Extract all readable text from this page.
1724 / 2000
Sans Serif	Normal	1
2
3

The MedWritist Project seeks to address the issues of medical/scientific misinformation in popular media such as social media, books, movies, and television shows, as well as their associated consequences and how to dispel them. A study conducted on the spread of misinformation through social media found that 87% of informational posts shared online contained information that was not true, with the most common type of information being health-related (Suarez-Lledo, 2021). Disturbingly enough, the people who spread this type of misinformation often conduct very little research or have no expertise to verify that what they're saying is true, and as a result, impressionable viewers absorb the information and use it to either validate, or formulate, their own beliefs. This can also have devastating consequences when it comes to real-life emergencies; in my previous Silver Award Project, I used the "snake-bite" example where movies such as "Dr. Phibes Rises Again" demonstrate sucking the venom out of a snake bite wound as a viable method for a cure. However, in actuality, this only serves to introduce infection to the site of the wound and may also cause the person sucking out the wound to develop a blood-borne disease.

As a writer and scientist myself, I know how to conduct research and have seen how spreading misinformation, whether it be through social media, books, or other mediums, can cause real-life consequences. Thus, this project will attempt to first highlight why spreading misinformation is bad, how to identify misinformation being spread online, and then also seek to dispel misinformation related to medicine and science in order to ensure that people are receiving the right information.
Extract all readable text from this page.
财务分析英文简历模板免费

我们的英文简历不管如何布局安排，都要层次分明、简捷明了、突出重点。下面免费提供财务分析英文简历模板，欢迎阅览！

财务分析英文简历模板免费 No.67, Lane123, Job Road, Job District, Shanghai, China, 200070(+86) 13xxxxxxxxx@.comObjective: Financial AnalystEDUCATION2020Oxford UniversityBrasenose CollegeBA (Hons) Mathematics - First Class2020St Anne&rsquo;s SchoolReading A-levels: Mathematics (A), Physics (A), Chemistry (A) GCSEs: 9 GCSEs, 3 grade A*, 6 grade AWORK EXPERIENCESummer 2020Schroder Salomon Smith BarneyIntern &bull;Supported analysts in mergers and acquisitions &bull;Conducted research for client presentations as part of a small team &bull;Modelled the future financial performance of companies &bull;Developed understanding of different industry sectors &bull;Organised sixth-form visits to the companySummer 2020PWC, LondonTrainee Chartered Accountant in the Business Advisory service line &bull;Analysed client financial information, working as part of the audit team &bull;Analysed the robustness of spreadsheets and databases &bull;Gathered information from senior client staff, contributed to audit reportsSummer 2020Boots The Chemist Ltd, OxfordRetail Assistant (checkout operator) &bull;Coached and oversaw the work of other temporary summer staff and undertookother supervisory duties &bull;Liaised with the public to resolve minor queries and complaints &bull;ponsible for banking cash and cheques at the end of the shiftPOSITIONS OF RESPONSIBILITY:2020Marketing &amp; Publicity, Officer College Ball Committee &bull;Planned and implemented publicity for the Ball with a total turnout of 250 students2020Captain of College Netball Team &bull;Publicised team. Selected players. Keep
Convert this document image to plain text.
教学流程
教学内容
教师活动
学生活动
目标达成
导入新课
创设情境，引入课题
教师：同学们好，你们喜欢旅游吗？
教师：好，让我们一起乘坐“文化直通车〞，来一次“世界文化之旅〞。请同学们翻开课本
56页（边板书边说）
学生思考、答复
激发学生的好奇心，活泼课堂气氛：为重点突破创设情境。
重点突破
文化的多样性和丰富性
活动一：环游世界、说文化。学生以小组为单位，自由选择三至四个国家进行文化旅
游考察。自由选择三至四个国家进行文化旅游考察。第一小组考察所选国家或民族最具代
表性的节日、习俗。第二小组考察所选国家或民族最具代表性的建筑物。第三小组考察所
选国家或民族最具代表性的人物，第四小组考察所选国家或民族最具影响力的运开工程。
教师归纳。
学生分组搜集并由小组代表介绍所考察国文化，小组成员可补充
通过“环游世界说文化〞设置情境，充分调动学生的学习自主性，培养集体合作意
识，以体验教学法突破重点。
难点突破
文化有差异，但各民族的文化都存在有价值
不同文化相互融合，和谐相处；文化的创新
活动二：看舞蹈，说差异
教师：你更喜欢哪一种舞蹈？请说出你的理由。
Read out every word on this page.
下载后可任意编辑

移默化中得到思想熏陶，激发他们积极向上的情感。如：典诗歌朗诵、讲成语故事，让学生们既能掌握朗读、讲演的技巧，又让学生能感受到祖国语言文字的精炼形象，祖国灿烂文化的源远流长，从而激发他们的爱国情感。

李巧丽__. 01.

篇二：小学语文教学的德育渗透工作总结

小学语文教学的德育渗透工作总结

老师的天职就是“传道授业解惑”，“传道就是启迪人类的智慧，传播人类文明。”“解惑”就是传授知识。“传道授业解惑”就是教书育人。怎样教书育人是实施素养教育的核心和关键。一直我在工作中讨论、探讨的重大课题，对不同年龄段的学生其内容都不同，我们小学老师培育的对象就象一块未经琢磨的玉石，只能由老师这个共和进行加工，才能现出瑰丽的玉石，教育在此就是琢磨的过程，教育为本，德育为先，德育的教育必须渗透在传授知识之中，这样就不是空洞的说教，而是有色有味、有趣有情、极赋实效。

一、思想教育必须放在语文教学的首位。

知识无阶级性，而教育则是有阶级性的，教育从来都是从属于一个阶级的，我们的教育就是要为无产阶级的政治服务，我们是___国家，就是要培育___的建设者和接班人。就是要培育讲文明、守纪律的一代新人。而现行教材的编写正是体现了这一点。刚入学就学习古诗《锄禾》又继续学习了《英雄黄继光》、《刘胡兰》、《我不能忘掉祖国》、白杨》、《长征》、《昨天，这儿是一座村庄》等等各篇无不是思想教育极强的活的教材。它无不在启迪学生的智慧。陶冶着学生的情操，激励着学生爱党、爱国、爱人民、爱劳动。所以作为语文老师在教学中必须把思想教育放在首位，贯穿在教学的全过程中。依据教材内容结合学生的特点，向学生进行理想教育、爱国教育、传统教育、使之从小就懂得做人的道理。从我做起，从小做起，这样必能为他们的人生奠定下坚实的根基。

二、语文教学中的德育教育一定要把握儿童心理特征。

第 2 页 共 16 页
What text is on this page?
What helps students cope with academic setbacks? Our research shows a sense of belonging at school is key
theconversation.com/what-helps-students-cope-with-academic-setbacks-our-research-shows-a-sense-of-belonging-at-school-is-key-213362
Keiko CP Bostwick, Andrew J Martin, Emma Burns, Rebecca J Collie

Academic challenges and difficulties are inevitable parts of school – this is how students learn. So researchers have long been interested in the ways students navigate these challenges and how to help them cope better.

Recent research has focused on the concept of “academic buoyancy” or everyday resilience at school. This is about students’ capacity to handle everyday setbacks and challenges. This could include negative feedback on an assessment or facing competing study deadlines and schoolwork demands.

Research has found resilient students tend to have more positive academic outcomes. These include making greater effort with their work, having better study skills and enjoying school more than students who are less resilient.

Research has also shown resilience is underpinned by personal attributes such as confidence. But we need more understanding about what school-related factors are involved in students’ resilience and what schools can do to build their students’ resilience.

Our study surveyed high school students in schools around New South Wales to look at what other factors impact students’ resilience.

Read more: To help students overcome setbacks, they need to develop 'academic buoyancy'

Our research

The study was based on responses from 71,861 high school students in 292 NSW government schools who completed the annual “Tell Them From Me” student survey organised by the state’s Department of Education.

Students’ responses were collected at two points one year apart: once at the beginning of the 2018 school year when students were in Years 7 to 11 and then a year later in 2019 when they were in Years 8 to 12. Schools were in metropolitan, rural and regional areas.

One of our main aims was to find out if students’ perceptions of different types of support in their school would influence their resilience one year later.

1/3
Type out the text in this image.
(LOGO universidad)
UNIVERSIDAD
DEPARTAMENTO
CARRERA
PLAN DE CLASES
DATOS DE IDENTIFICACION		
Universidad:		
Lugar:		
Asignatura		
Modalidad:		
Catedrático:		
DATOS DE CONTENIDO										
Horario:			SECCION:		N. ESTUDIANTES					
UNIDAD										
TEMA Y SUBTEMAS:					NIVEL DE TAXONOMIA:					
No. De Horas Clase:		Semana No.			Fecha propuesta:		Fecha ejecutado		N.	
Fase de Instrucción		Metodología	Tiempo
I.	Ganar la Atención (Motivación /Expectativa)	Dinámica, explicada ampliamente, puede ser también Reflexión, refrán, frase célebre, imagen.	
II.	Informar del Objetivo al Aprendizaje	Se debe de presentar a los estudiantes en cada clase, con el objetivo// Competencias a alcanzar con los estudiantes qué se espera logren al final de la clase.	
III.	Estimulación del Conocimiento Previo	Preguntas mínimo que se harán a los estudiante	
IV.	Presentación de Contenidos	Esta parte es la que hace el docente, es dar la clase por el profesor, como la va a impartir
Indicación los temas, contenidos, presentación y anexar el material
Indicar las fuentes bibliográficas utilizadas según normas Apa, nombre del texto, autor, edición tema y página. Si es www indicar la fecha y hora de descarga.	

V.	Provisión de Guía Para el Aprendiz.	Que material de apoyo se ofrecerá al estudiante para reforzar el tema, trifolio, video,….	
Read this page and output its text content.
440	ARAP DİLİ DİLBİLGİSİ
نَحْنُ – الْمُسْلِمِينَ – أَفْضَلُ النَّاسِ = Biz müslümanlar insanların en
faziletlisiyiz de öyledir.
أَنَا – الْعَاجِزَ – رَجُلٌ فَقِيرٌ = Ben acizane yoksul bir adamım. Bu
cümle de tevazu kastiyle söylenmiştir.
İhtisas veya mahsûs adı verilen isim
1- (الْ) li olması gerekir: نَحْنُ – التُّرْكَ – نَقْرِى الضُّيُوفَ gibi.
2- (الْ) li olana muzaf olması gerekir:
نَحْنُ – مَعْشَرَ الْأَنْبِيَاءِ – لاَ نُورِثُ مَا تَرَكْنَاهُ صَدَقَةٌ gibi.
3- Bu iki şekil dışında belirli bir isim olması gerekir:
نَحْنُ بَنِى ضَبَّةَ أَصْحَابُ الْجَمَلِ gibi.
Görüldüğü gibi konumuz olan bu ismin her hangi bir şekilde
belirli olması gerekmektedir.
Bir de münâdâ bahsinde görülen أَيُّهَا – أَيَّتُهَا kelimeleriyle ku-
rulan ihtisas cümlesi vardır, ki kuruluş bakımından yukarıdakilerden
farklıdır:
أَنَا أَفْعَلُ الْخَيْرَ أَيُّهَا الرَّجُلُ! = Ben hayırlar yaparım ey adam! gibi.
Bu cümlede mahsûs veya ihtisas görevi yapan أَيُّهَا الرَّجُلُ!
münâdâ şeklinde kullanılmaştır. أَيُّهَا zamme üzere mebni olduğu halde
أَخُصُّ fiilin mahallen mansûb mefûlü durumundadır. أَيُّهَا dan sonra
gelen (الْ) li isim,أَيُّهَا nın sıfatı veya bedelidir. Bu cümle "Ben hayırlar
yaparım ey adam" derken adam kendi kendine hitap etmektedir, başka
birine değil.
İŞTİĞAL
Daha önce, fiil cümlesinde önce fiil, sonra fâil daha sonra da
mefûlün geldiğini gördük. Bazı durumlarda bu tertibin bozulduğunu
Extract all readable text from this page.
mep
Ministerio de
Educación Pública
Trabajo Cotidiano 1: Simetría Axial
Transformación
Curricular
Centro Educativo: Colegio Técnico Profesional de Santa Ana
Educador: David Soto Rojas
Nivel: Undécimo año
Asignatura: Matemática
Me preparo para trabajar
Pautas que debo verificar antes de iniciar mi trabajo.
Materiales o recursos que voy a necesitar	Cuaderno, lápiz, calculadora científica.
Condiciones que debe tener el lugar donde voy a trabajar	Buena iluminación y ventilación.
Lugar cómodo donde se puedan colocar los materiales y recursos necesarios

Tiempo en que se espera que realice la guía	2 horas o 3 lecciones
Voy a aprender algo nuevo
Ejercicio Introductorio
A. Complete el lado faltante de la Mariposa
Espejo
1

**What you are asked to do:**
Of the lines in the data, how many contain the word "espera"? Provide the number and nothing further.

**Solution:**
2